**WHAT YOU HAVE TO DO:** Count how many lines below contain the word "TRINITY", then give that number alone.

**DATA RECORDS:**
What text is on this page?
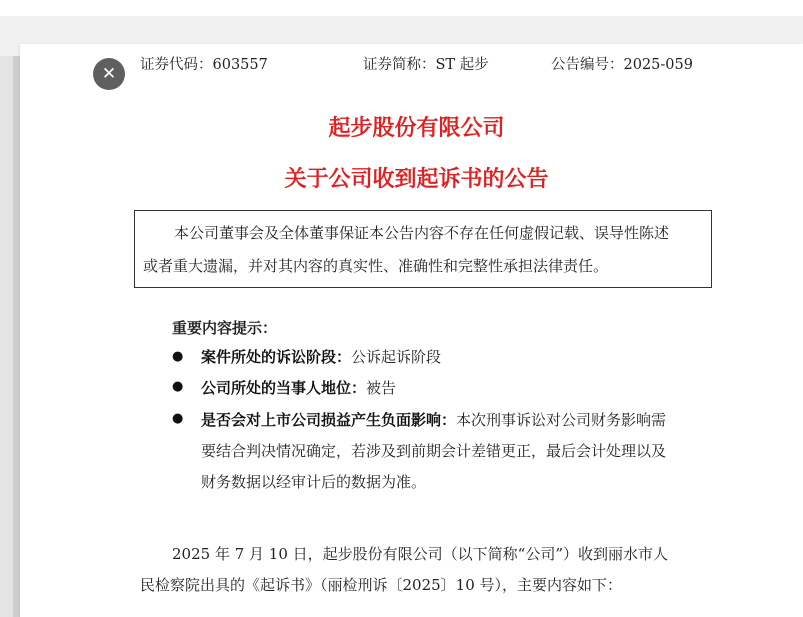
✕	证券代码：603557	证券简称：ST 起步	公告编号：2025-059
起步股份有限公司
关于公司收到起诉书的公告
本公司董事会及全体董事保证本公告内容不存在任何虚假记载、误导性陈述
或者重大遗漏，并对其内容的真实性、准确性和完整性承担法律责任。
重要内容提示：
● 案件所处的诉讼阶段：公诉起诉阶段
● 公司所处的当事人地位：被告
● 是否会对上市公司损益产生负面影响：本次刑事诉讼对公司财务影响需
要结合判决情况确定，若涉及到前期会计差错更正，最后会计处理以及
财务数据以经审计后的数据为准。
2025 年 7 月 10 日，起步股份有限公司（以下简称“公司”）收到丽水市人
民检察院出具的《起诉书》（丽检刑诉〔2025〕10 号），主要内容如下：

---

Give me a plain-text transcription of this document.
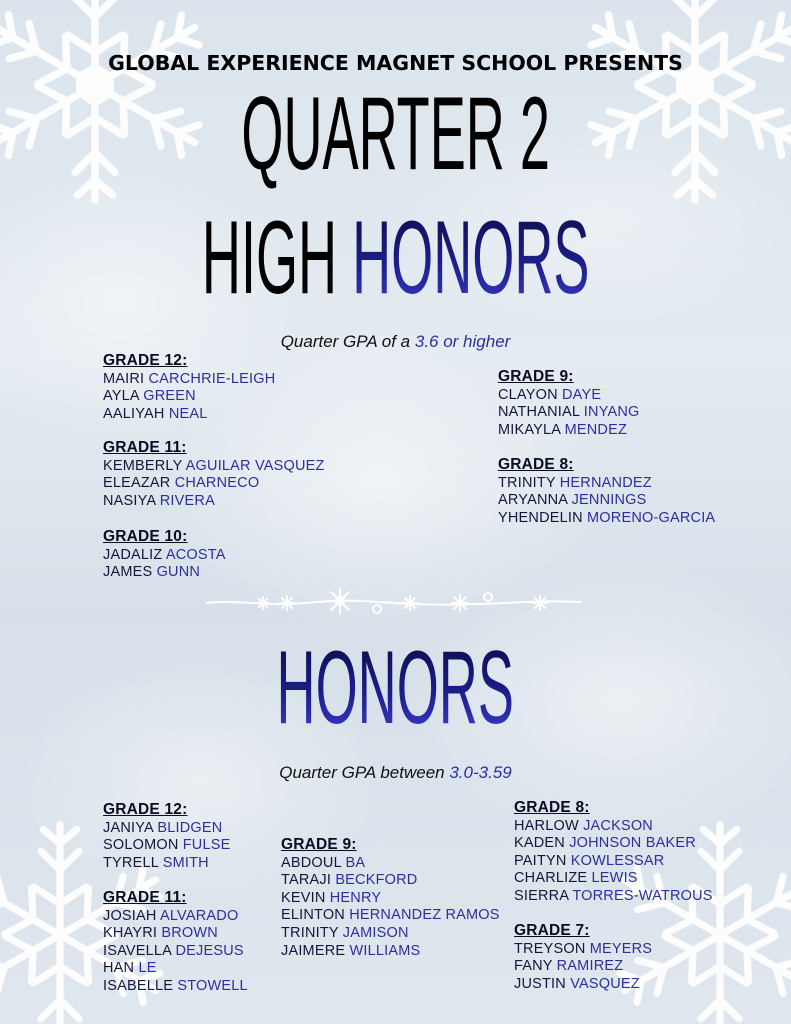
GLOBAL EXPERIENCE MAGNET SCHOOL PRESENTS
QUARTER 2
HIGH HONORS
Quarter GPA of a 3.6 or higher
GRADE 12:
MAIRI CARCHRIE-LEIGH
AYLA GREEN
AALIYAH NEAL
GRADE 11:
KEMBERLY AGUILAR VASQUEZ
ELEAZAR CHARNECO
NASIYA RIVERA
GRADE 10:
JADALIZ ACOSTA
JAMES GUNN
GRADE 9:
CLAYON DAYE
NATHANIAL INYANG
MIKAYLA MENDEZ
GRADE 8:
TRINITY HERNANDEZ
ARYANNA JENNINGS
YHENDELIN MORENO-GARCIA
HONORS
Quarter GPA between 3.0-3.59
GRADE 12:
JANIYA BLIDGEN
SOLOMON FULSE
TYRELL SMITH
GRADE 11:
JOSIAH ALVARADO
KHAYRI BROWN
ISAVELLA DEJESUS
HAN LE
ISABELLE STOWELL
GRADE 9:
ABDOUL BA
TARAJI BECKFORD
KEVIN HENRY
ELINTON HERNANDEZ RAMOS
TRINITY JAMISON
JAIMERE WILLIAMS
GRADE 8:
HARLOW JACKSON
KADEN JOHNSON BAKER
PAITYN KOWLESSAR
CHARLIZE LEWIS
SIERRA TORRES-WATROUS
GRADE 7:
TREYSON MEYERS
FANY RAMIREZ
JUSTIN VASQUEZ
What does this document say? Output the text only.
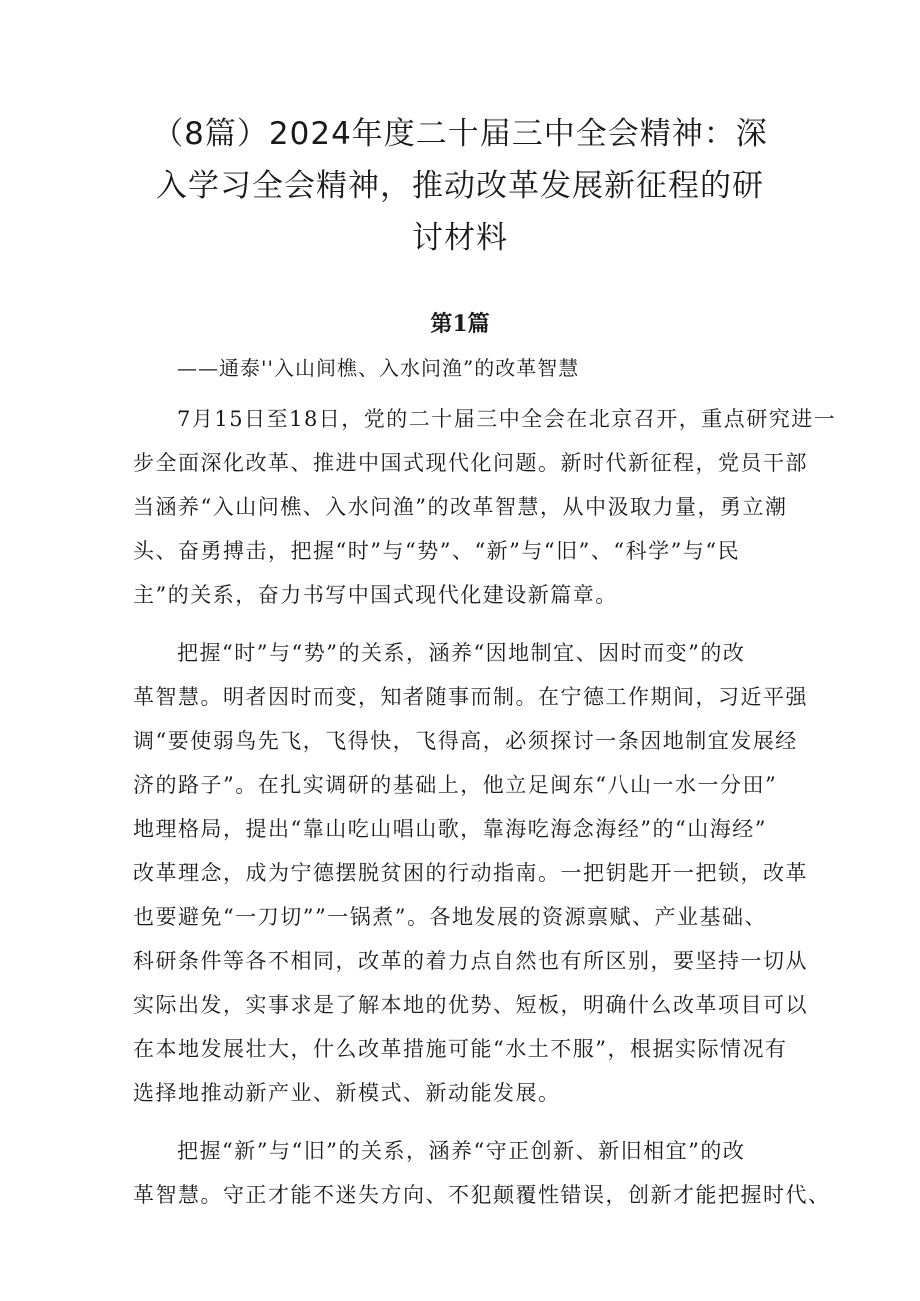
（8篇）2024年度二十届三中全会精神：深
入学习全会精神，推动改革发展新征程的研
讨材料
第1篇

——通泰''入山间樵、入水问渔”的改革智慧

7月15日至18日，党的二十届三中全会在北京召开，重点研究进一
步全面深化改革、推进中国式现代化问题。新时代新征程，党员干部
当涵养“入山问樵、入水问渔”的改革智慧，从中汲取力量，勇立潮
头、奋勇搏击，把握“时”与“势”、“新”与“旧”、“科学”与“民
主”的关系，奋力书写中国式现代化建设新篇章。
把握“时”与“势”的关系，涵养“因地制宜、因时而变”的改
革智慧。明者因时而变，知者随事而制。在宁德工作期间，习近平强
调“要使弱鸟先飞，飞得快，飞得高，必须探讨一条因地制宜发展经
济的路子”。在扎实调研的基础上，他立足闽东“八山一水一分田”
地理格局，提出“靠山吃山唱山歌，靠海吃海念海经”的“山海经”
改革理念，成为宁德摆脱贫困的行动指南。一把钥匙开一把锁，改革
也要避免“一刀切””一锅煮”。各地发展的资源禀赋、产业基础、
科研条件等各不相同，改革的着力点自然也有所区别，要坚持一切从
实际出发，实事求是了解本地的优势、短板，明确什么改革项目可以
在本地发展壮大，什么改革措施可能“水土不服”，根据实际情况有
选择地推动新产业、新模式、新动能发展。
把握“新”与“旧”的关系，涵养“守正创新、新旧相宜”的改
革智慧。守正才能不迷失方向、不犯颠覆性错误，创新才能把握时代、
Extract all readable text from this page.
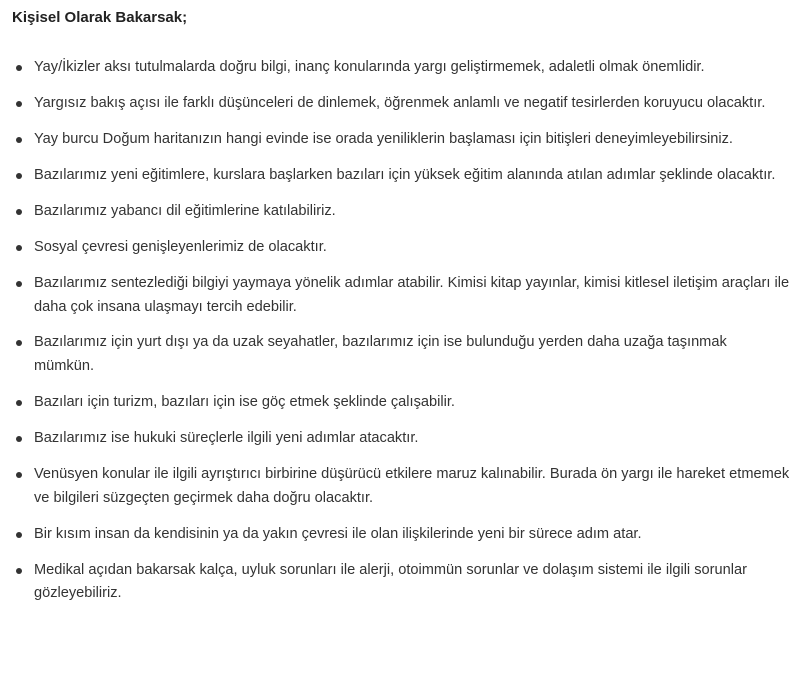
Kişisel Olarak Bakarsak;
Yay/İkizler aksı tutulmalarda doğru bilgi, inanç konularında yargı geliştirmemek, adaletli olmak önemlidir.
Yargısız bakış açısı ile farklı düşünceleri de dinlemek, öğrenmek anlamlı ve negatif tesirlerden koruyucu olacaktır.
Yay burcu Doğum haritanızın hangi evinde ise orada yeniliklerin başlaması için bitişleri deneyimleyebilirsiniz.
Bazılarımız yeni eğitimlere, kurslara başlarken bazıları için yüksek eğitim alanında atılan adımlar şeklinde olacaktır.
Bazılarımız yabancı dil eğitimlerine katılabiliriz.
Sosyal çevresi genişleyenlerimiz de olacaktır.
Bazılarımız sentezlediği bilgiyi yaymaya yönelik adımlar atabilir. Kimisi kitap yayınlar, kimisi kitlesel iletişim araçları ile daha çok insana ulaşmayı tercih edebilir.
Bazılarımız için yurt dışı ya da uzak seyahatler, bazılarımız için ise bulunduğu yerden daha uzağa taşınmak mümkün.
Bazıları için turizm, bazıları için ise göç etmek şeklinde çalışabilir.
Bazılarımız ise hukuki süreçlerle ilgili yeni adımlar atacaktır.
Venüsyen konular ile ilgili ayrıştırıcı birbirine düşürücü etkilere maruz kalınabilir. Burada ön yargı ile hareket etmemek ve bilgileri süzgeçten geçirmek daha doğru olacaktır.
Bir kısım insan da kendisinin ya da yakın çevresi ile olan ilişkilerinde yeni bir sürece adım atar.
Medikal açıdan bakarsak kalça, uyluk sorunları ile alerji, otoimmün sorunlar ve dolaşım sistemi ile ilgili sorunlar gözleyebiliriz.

**EXERCISE RESULT:** 2